(※写真はイメージです/PIXTA)

介護は突然やってきます。最初は「家で面倒を見る」と決めた家族も、体力・時間・お金の限界に追い込まれることがあります。介護保険や制度が整っているように見えても、現実には“家族の努力”に依存している部分が多いのが実情です。

「助けて」母から突然の電話を受けた夜

「夜中の2時に、電話が鳴ったんです。『助けて…トイレに行けないの』って」

 

そう語るのは、会社員の田中健一さん(仮名・52歳)。実家でひとり暮らしをしていた母・節子さん(83歳)は、2年前から要介護3の認定を受けていました。母の年金は月12万円。週に3回の訪問介護を利用しつつ、息子が休日に通って世話をしていました。

 

「介護サービスを増やしたかったけど、自己負担もあるし、デイサービスに行きたがらないんです。『知らない人ばかりの場所は嫌だ』って」

 

しかし、その“優しさ”が、少しずつ彼の生活を圧迫していきました。

 

母が転倒してから、トイレ介助や食事介助が必要になり、健一さんは毎晩のように実家へ通うようになりました。

 

「仕事が終わってから車で40分。母を寝かせて自分の家に戻ると、もう深夜。次の日は5時起きです」

 

疲労は蓄積し、ミスも増えました。会社では上司に「最近、顔色が悪い」と言われ、同僚からは“介護離職”を勧められるほど。

 

しかし、離職したら生活が立ち行かなくなる。母の年金だけでは介護サービスを十分に使えず、自分の収入がなければ共倒れです。

 

「誰かに頼みたくても、頼れる人がいない。介護保険があるって言っても、現実は“家族の持ち出し”ばかりでした」

 

ある夜、仕事のトラブルで帰宅が遅れ、母がトイレで転倒。

 

「病院で骨折と診断されて、そのまま寝たきりになってしまったんです」

 

在宅介護は一気に重度化しました。オムツ交換、食事介助、服薬管理。1日数時間おきに呼ばれ、睡眠は細切れ。

 

「ある日、母に『もう寝かせてくれ』って言われたんです。優しい言葉なのに、心のどこかで“ほっとした自分”がいました。そんな自分が怖かった」

 

田中さんはケアマネジャーに相談しましたが、制度の壁が立ちはだかります。要介護3では、1ヵ月あたりの介護保険利用限度額は約27万円(自己負担1割で2万7,000円)。しかし、実際に介護事業所を利用するには、交通費・オムツ代・医療費などの自己負担分が上乗せされます。

 

「週3回の訪問介護と週1の通所リハだけじゃ足りない。でも、回数を増やせば自己負担が月5万円を超える。年金12万円ではどうにもならないんです」

 

“介護保険があっても、暮らしを支えきれない”という現実が浮き彫りになっています。

取り組む課題: 本文によると、節子さんの年金は月にいくらですか。 本文の内容だけを手がかりにしてください。

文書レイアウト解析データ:
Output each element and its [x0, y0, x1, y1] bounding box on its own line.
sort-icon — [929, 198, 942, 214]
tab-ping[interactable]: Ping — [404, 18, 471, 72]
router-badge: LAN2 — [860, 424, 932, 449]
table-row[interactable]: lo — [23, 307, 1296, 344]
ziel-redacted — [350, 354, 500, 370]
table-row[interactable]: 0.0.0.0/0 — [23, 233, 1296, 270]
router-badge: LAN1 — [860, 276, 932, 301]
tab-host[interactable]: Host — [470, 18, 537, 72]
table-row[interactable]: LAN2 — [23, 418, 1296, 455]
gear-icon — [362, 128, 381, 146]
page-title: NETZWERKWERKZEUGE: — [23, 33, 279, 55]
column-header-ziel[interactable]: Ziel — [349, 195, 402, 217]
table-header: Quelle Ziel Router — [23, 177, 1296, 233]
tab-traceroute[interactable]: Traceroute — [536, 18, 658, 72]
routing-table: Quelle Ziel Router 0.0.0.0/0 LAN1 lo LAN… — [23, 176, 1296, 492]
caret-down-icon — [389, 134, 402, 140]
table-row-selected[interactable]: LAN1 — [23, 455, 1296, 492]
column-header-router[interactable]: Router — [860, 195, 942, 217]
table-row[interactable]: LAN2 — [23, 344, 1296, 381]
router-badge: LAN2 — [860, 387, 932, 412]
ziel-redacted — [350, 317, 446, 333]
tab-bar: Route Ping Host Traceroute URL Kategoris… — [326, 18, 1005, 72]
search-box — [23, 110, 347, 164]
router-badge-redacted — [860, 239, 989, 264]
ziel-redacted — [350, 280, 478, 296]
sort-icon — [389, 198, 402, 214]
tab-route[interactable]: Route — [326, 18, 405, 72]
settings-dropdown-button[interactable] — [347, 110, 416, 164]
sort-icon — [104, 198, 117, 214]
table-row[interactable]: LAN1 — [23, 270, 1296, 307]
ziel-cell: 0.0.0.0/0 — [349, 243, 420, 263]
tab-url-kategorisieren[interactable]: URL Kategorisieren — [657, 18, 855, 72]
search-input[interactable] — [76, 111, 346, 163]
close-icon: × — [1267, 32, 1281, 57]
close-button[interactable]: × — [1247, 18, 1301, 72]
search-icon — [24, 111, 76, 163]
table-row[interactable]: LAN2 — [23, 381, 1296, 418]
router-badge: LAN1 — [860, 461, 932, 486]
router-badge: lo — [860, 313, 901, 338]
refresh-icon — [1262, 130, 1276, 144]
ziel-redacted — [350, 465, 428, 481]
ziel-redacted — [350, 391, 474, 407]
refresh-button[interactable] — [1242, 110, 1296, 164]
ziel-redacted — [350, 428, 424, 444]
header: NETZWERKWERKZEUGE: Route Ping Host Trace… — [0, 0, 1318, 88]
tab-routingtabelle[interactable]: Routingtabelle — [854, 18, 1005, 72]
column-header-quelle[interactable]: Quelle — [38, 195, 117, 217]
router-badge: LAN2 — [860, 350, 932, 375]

解答: 月12万円です。